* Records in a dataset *
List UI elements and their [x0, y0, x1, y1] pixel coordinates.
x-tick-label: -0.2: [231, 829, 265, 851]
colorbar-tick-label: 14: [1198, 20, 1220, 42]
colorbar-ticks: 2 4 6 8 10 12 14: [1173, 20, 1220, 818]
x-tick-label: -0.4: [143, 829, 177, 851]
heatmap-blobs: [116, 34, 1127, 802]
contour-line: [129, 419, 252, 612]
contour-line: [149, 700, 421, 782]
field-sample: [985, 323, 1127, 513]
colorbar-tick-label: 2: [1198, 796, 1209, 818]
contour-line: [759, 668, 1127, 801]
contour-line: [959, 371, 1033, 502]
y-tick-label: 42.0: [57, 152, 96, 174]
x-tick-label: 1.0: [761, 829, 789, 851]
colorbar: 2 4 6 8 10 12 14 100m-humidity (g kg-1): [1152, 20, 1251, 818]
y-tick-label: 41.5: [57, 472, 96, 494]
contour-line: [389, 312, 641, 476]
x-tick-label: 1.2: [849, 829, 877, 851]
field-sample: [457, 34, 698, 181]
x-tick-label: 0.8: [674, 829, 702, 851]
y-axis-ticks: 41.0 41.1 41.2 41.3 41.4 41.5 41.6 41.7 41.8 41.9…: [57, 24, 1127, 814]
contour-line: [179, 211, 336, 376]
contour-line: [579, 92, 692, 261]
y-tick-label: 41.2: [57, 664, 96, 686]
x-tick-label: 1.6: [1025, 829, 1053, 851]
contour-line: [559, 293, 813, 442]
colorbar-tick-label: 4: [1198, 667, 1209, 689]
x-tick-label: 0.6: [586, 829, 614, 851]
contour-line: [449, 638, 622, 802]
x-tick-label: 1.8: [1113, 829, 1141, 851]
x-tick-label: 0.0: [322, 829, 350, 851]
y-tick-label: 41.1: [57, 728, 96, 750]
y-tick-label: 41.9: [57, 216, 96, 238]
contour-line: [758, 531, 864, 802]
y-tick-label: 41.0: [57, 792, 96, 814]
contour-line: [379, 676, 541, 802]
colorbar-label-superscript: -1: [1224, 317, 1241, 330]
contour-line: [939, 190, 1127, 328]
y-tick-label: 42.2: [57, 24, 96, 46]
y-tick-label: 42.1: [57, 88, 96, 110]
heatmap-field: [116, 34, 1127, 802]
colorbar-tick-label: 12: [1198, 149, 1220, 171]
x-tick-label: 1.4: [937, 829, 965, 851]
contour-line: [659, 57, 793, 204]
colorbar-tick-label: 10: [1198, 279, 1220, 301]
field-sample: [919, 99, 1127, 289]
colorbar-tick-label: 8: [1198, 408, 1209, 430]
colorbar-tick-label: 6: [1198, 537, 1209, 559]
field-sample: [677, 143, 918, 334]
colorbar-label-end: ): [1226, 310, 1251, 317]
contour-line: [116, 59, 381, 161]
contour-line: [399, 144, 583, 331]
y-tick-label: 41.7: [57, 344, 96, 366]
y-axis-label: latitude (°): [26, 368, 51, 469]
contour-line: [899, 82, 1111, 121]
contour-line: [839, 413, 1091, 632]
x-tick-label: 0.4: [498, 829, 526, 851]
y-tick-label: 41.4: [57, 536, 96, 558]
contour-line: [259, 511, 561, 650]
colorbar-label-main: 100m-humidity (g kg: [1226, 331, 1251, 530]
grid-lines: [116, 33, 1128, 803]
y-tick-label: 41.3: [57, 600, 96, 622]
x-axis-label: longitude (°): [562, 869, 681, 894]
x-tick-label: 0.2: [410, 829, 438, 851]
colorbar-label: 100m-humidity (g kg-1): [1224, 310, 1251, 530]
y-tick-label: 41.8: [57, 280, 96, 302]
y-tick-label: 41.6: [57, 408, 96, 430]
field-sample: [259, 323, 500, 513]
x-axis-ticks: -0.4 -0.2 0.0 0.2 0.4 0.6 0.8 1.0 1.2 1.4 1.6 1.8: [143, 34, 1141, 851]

* Exercise *
Can you rewrite the records above with every "contour-line" swapped for "isoline", leaving everything else unchanged?

* The reply *
List UI elements and their [x0, y0, x1, y1] pixel coordinates.
x-tick-label: -0.2: [231, 829, 265, 851]
colorbar-tick-label: 14: [1198, 20, 1220, 42]
colorbar-ticks: 2 4 6 8 10 12 14: [1173, 20, 1220, 818]
x-tick-label: -0.4: [143, 829, 177, 851]
heatmap-blobs: [116, 34, 1127, 802]
isoline: [129, 419, 252, 612]
isoline: [149, 700, 421, 782]
field-sample: [985, 323, 1127, 513]
colorbar-tick-label: 2: [1198, 796, 1209, 818]
isoline: [759, 668, 1127, 801]
isoline: [959, 371, 1033, 502]
y-tick-label: 42.0: [57, 152, 96, 174]
x-tick-label: 1.0: [761, 829, 789, 851]
colorbar: 2 4 6 8 10 12 14 100m-humidity (g kg-1): [1152, 20, 1251, 818]
y-tick-label: 41.5: [57, 472, 96, 494]
isoline: [389, 312, 641, 476]
x-tick-label: 1.2: [849, 829, 877, 851]
field-sample: [457, 34, 698, 181]
x-tick-label: 0.8: [674, 829, 702, 851]
y-axis-ticks: 41.0 41.1 41.2 41.3 41.4 41.5 41.6 41.7 41.8 41.9…: [57, 24, 1127, 814]
isoline: [179, 211, 336, 376]
isoline: [579, 92, 692, 261]
y-tick-label: 41.2: [57, 664, 96, 686]
x-tick-label: 1.6: [1025, 829, 1053, 851]
isoline: [559, 293, 813, 442]
colorbar-tick-label: 4: [1198, 667, 1209, 689]
x-tick-label: 0.6: [586, 829, 614, 851]
isoline: [449, 638, 622, 802]
x-tick-label: 1.8: [1113, 829, 1141, 851]
x-tick-label: 0.0: [322, 829, 350, 851]
y-tick-label: 41.1: [57, 728, 96, 750]
y-tick-label: 41.9: [57, 216, 96, 238]
isoline: [758, 531, 864, 802]
y-tick-label: 41.0: [57, 792, 96, 814]
isoline: [379, 676, 541, 802]
colorbar-label-superscript: -1: [1224, 317, 1241, 330]
isoline: [939, 190, 1127, 328]
y-tick-label: 42.2: [57, 24, 96, 46]
y-tick-label: 42.1: [57, 88, 96, 110]
heatmap-field: [116, 34, 1127, 802]
colorbar-tick-label: 12: [1198, 149, 1220, 171]
x-tick-label: 1.4: [937, 829, 965, 851]
isoline: [659, 57, 793, 204]
colorbar-tick-label: 10: [1198, 279, 1220, 301]
field-sample: [919, 99, 1127, 289]
colorbar-tick-label: 8: [1198, 408, 1209, 430]
colorbar-tick-label: 6: [1198, 537, 1209, 559]
field-sample: [677, 143, 918, 334]
colorbar-label-end: ): [1226, 310, 1251, 317]
isoline: [116, 59, 381, 161]
isoline: [399, 144, 583, 331]
y-tick-label: 41.7: [57, 344, 96, 366]
y-axis-label: latitude (°): [26, 368, 51, 469]
isoline: [899, 82, 1111, 121]
isoline: [839, 413, 1091, 632]
x-tick-label: 0.4: [498, 829, 526, 851]
y-tick-label: 41.4: [57, 536, 96, 558]
isoline: [259, 511, 561, 650]
colorbar-label-main: 100m-humidity (g kg: [1226, 331, 1251, 530]
grid-lines: [116, 33, 1128, 803]
y-tick-label: 41.3: [57, 600, 96, 622]
x-axis-label: longitude (°): [562, 869, 681, 894]
x-tick-label: 0.2: [410, 829, 438, 851]
colorbar-label: 100m-humidity (g kg-1): [1224, 310, 1251, 530]
y-tick-label: 41.8: [57, 280, 96, 302]
y-tick-label: 41.6: [57, 408, 96, 430]
field-sample: [259, 323, 500, 513]
x-axis-ticks: -0.4 -0.2 0.0 0.2 0.4 0.6 0.8 1.0 1.2 1.4 1.6 1.8: [143, 34, 1141, 851]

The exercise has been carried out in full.